> PROBLEM DETAILS: Each line containing the word "mértékegységben" should be found and copied.

##########

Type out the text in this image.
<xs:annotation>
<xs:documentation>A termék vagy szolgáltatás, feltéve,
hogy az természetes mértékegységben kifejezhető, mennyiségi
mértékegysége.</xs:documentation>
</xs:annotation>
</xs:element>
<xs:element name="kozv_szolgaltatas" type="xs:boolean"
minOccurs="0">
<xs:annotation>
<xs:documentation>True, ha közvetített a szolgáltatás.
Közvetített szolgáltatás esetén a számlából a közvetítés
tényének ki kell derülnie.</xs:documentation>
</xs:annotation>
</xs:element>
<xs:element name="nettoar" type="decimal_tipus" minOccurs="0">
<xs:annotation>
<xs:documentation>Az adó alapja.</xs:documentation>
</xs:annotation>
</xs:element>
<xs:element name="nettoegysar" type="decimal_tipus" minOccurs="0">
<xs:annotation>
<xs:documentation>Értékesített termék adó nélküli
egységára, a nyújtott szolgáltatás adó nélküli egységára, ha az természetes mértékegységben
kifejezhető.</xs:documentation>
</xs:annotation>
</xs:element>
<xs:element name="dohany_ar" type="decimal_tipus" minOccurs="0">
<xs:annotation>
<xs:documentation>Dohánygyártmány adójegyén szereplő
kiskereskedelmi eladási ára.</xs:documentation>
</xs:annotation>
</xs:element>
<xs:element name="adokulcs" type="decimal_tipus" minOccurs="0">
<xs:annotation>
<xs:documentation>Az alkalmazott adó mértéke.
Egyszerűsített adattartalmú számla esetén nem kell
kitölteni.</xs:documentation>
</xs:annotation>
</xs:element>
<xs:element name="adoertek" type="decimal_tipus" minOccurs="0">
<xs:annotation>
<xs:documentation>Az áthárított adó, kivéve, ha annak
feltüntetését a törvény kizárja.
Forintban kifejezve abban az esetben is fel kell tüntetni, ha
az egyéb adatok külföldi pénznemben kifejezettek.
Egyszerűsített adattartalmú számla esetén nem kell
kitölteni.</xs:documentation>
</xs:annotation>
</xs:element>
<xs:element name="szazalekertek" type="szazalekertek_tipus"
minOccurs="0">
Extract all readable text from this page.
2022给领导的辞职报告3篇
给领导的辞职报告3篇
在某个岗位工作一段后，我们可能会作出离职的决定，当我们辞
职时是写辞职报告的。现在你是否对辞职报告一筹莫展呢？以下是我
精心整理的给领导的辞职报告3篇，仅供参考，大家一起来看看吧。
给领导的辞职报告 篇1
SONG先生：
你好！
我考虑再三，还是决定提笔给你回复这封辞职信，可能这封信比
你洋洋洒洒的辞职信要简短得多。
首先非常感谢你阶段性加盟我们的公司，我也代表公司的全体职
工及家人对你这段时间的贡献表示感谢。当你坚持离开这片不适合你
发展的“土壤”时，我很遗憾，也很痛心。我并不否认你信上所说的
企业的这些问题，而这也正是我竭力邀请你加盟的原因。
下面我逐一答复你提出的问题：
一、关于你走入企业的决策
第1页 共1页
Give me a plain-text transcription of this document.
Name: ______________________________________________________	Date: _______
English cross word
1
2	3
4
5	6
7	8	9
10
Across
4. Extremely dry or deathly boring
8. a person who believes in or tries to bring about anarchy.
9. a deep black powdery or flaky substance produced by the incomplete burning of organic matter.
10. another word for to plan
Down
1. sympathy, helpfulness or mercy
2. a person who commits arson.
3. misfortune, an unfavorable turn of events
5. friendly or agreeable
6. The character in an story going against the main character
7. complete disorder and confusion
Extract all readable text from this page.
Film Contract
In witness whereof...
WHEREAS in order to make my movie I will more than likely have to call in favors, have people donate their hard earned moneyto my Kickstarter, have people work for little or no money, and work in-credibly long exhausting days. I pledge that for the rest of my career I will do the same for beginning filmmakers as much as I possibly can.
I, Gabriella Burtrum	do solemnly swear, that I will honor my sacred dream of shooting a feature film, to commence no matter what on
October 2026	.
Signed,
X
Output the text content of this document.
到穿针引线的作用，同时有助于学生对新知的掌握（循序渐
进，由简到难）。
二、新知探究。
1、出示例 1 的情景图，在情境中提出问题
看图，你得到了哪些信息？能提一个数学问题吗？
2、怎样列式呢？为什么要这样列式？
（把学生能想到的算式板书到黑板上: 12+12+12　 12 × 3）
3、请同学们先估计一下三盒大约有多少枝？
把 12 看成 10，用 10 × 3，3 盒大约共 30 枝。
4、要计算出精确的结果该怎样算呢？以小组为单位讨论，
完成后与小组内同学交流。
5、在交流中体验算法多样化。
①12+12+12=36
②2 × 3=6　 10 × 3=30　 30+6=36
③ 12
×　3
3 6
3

##########

> OUTPUT:
hogy az természetes mértékegységben kifejezhető, mennyiségi
egységára, a nyújtott szolgáltatás adó nélküli egységára, ha az természetes mértékegységben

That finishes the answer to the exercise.